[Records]
_ _ _ _

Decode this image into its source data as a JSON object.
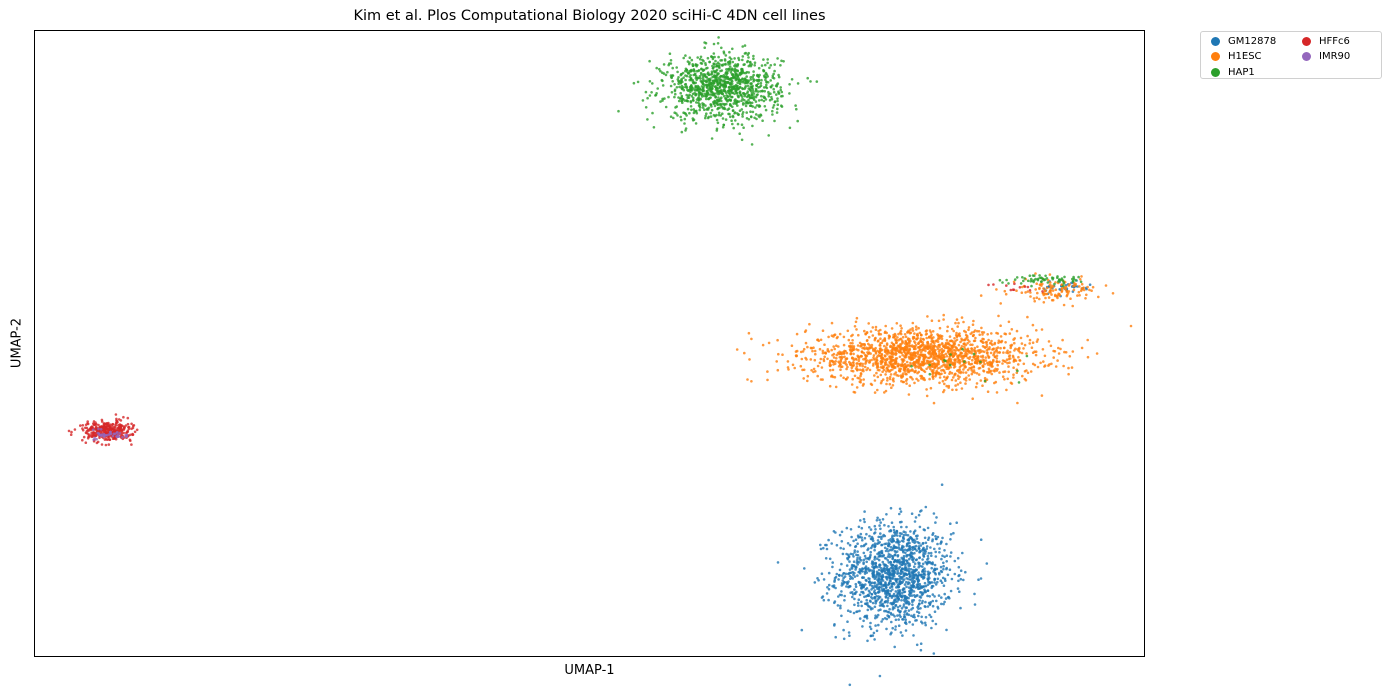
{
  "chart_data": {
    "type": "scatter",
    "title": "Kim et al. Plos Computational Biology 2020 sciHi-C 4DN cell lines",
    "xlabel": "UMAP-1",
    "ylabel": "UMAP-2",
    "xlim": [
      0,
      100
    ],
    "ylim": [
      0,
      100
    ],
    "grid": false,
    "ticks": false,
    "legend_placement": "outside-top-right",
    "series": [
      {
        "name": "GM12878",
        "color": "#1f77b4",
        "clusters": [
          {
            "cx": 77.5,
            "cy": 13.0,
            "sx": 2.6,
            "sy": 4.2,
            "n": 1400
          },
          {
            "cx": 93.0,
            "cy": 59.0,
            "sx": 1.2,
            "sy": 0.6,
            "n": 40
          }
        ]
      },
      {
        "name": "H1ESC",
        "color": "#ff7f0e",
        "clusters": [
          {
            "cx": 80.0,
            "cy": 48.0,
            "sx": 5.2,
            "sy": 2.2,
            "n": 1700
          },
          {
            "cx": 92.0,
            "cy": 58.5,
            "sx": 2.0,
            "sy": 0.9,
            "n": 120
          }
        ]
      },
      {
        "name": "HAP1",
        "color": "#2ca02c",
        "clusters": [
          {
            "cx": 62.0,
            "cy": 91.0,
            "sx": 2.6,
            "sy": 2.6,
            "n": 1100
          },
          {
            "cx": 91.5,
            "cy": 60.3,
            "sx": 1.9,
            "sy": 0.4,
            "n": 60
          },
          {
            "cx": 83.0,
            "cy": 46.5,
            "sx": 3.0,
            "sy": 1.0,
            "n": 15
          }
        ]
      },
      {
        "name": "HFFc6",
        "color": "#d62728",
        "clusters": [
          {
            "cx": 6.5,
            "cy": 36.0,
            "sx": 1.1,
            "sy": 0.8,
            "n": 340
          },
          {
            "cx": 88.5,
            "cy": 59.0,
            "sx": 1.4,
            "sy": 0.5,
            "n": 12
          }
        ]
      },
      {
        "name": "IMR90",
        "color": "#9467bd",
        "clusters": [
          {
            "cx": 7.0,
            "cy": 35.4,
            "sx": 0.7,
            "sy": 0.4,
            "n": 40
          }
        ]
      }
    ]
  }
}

_ _ _ _

- **Goal**: Check each line above for the word "name" and copy the ones that have it.

- **Exercise answer**:
        "name": "GM12878",
        "name": "H1ESC",
        "name": "HAP1",
        "name": "HFFc6",
        "name": "IMR90",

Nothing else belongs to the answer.